[Dataset items]
───

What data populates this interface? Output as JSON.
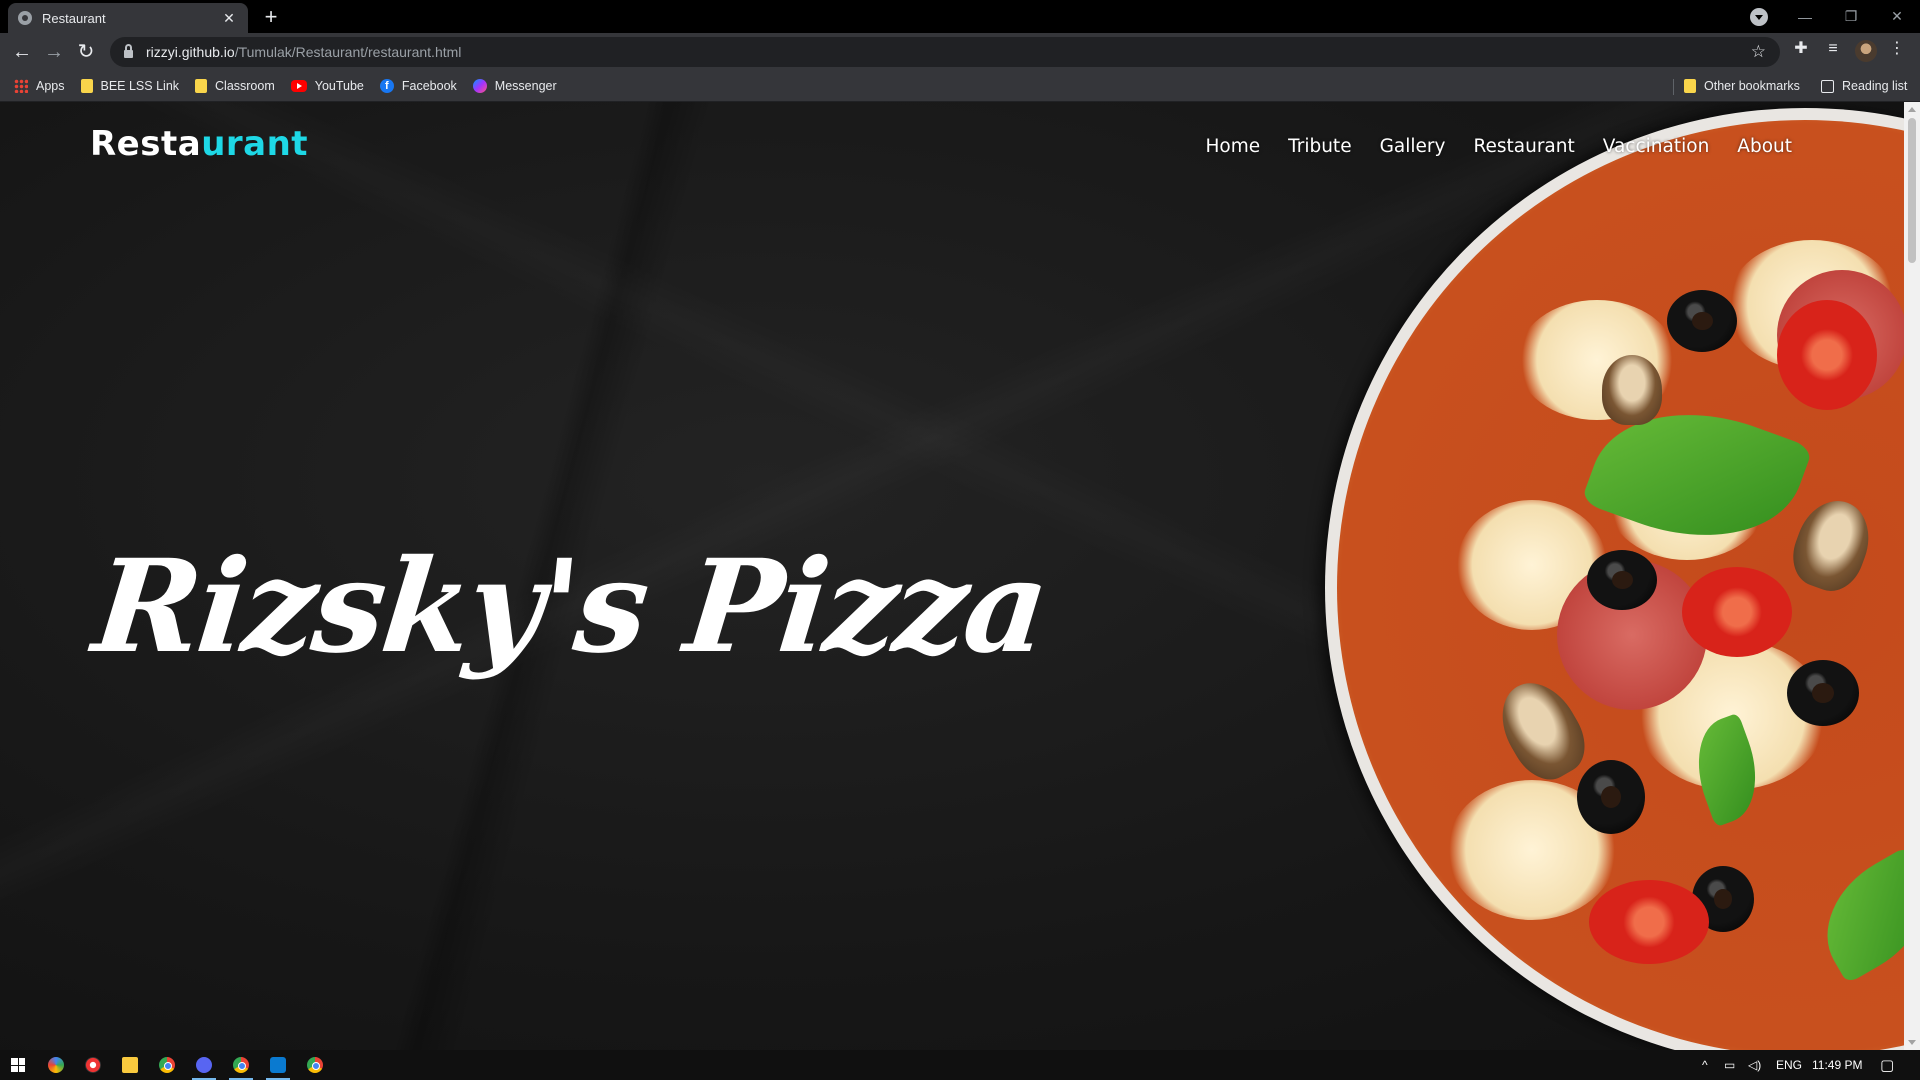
{
  "browser": {
    "tab_title": "Restaurant",
    "tab_close": "✕",
    "new_tab": "+",
    "url_host": "rizzyi.github.io",
    "url_path": "/Tumulak/Restaurant/restaurant.html",
    "window_controls": {
      "minimize": "—",
      "restore": "❐",
      "close": "✕"
    }
  },
  "bookmarks": {
    "items": [
      {
        "label": "Apps",
        "icon": "apps-grid-icon"
      },
      {
        "label": "BEE LSS Link",
        "icon": "folder-icon"
      },
      {
        "label": "Classroom",
        "icon": "folder-icon"
      },
      {
        "label": "YouTube",
        "icon": "youtube-icon"
      },
      {
        "label": "Facebook",
        "icon": "facebook-icon"
      },
      {
        "label": "Messenger",
        "icon": "messenger-icon"
      }
    ],
    "other": "Other bookmarks",
    "reading_list": "Reading list"
  },
  "site": {
    "logo_part1": "Resta",
    "logo_part2": "urant",
    "logo_accent_color": "#1ed8e6",
    "nav": [
      "Home",
      "Tribute",
      "Gallery",
      "Restaurant",
      "Vaccination",
      "About"
    ],
    "hero_title": "Rizsky's Pizza",
    "hero_image": "pizza-image"
  },
  "taskbar": {
    "language": "ENG",
    "time": "11:49 PM"
  }
}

───

* Stated task:
Restate the data above word for word. Do not include the images.

* Task output:
What data populates this interface? Output as JSON.
{
  "browser": {
    "tab_title": "Restaurant",
    "tab_close": "✕",
    "new_tab": "+",
    "url_host": "rizzyi.github.io",
    "url_path": "/Tumulak/Restaurant/restaurant.html",
    "window_controls": {
      "minimize": "—",
      "restore": "❐",
      "close": "✕"
    }
  },
  "bookmarks": {
    "items": [
      {
        "label": "Apps",
        "icon": "apps-grid-icon"
      },
      {
        "label": "BEE LSS Link",
        "icon": "folder-icon"
      },
      {
        "label": "Classroom",
        "icon": "folder-icon"
      },
      {
        "label": "YouTube",
        "icon": "youtube-icon"
      },
      {
        "label": "Facebook",
        "icon": "facebook-icon"
      },
      {
        "label": "Messenger",
        "icon": "messenger-icon"
      }
    ],
    "other": "Other bookmarks",
    "reading_list": "Reading list"
  },
  "site": {
    "logo_part1": "Resta",
    "logo_part2": "urant",
    "logo_accent_color": "#1ed8e6",
    "nav": [
      "Home",
      "Tribute",
      "Gallery",
      "Restaurant",
      "Vaccination",
      "About"
    ],
    "hero_title": "Rizsky's Pizza",
    "hero_image": "pizza-image"
  },
  "taskbar": {
    "language": "ENG",
    "time": "11:49 PM"
  }
}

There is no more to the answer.